[START]

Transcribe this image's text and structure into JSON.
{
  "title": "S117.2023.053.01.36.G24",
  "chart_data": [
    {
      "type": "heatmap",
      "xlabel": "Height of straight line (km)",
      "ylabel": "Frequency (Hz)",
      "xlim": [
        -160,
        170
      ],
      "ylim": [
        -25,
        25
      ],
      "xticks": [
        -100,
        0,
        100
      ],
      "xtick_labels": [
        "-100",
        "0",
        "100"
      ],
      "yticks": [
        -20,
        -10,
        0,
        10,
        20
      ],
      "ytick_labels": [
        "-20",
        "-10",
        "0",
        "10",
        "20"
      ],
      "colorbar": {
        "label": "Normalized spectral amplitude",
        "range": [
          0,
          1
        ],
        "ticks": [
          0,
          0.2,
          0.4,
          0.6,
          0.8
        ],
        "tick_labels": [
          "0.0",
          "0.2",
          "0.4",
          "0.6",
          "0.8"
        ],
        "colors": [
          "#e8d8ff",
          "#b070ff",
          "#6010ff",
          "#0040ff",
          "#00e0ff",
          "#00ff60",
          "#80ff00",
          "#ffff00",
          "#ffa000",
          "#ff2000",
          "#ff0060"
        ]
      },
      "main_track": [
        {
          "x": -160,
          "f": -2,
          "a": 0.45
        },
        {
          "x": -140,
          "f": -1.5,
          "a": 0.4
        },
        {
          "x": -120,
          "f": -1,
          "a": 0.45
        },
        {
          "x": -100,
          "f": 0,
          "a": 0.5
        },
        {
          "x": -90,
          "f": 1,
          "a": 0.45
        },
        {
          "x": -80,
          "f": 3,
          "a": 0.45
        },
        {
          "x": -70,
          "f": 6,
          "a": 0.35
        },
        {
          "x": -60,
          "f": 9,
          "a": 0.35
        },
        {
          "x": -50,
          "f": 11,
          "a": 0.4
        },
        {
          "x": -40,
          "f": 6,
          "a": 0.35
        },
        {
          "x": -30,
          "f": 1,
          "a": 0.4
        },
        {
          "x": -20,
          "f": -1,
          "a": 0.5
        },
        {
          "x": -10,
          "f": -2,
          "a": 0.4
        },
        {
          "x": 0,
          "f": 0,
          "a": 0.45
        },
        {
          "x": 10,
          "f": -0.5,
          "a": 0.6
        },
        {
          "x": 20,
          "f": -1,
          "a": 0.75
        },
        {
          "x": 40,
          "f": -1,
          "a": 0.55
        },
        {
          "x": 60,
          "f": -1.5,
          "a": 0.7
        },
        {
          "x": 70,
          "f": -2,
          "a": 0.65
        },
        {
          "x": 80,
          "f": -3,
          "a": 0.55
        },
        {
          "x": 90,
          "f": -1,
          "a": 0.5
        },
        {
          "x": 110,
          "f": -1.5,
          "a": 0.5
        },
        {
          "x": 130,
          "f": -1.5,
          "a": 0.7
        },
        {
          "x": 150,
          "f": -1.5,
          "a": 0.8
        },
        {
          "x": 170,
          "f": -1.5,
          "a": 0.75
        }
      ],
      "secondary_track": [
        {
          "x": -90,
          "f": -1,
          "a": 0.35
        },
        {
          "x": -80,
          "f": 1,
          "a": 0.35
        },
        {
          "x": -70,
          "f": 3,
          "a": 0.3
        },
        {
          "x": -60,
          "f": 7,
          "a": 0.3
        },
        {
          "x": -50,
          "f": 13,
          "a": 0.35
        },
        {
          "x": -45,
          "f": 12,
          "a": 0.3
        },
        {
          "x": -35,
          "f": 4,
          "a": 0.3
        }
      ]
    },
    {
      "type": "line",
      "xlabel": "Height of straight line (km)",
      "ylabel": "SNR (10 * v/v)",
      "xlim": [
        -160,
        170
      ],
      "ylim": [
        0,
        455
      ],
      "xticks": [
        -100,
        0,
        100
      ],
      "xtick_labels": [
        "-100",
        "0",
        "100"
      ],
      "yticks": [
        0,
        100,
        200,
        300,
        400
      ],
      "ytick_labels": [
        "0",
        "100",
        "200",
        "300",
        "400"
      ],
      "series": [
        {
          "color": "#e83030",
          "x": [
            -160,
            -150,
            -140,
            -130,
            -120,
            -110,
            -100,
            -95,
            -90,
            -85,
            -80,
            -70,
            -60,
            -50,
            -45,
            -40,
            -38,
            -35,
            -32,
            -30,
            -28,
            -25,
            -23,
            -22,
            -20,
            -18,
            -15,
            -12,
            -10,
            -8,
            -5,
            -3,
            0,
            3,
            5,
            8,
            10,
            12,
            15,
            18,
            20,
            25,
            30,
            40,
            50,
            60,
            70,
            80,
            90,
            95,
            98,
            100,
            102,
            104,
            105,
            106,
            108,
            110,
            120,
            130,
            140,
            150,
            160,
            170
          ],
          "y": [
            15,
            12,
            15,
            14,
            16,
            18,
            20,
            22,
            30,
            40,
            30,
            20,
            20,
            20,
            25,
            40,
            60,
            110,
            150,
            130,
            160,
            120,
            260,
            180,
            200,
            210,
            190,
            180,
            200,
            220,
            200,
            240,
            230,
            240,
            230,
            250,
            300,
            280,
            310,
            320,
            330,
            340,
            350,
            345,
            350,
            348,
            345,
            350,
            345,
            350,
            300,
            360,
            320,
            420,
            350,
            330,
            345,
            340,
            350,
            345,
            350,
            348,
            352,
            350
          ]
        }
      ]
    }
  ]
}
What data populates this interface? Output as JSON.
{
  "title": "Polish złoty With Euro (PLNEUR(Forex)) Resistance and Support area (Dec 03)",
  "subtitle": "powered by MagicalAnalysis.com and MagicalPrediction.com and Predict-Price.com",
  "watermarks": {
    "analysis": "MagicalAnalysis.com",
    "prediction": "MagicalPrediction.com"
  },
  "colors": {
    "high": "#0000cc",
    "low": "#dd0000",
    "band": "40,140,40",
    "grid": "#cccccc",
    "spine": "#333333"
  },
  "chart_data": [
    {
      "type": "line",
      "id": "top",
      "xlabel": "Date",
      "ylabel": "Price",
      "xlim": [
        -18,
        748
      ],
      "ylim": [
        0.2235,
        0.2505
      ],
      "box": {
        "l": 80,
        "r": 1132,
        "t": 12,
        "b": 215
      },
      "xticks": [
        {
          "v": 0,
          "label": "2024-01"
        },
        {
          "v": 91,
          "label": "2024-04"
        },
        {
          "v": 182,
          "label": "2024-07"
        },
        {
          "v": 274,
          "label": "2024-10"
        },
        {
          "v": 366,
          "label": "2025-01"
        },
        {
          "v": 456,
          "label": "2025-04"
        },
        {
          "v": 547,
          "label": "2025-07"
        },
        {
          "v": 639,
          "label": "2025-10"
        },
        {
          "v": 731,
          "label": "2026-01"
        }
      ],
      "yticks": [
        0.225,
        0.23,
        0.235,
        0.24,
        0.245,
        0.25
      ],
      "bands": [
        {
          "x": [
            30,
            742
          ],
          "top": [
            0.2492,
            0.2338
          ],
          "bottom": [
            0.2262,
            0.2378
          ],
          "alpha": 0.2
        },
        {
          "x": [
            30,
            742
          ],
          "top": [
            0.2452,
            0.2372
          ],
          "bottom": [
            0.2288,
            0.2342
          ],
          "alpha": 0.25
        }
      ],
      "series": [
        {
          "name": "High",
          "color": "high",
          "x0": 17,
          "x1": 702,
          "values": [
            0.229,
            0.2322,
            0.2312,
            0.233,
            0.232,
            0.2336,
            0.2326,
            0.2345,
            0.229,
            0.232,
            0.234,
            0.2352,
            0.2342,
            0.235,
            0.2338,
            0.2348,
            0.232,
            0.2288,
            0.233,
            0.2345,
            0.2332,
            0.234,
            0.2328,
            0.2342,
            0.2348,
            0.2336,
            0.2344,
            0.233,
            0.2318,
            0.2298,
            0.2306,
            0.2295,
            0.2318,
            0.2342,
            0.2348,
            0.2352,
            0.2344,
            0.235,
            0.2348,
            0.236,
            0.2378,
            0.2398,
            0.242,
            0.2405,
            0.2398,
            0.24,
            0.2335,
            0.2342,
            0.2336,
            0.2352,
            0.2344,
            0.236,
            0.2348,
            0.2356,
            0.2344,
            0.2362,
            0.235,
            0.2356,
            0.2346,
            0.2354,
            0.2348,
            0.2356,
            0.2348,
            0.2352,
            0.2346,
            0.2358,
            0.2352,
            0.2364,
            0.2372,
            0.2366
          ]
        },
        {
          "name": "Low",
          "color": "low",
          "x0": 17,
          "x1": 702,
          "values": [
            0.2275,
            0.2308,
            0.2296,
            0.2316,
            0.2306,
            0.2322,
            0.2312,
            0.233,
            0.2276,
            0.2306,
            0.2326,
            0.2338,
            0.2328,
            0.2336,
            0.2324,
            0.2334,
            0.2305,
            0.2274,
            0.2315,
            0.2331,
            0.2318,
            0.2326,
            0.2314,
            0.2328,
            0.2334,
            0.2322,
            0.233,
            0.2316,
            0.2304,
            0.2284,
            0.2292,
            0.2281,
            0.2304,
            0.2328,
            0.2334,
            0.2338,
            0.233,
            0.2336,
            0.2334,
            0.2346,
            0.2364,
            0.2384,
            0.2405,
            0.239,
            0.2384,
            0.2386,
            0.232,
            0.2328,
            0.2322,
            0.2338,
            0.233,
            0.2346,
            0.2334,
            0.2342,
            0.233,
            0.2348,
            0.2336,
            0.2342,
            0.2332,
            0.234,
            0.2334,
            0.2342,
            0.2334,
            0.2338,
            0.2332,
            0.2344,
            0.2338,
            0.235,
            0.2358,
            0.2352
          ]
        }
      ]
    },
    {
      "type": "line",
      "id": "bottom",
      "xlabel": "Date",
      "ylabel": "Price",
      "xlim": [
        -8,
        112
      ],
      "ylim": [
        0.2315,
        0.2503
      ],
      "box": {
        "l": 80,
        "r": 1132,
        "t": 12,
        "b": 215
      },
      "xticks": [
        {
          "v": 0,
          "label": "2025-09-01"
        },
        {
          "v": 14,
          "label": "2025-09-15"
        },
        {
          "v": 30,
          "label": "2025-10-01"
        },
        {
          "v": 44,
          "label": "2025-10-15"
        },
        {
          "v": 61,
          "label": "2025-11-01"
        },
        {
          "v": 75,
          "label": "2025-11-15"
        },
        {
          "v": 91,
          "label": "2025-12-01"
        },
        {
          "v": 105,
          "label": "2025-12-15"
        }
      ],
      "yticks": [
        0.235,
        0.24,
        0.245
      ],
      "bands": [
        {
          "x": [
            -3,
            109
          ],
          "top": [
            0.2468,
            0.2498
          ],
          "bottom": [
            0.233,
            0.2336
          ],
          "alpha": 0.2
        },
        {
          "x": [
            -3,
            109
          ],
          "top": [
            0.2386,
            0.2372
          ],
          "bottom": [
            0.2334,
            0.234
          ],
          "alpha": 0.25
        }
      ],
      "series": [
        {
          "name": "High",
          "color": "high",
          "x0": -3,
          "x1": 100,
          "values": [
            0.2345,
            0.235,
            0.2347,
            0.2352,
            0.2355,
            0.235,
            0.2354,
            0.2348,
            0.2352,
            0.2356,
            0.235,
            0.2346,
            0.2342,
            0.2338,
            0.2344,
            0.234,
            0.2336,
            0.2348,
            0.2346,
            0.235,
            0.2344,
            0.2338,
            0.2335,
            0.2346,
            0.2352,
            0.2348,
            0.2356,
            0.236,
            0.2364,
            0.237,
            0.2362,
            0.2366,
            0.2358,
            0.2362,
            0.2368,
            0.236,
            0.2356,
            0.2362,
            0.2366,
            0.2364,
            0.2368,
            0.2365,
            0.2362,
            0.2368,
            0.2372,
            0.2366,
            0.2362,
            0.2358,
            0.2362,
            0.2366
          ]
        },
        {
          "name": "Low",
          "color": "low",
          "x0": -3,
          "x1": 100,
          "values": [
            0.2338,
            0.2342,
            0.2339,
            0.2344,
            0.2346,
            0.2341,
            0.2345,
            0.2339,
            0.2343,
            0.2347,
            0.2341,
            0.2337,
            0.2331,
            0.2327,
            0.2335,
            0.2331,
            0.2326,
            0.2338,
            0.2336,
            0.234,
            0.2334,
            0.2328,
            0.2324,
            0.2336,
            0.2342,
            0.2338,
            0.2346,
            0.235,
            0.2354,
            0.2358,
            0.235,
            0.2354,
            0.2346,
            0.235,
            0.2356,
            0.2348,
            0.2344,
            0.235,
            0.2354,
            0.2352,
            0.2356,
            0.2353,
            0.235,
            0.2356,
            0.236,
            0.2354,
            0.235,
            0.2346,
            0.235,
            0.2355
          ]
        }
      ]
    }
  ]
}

[END]

DESCRIPTION OF THE TASK: Pull out every line of the records above that contains the word "MagicalAnalysis".

EXERCISE SOLUTION:
  "subtitle": "powered by MagicalAnalysis.com and MagicalPrediction.com and Predict-Price.com",
    "analysis": "MagicalAnalysis.com",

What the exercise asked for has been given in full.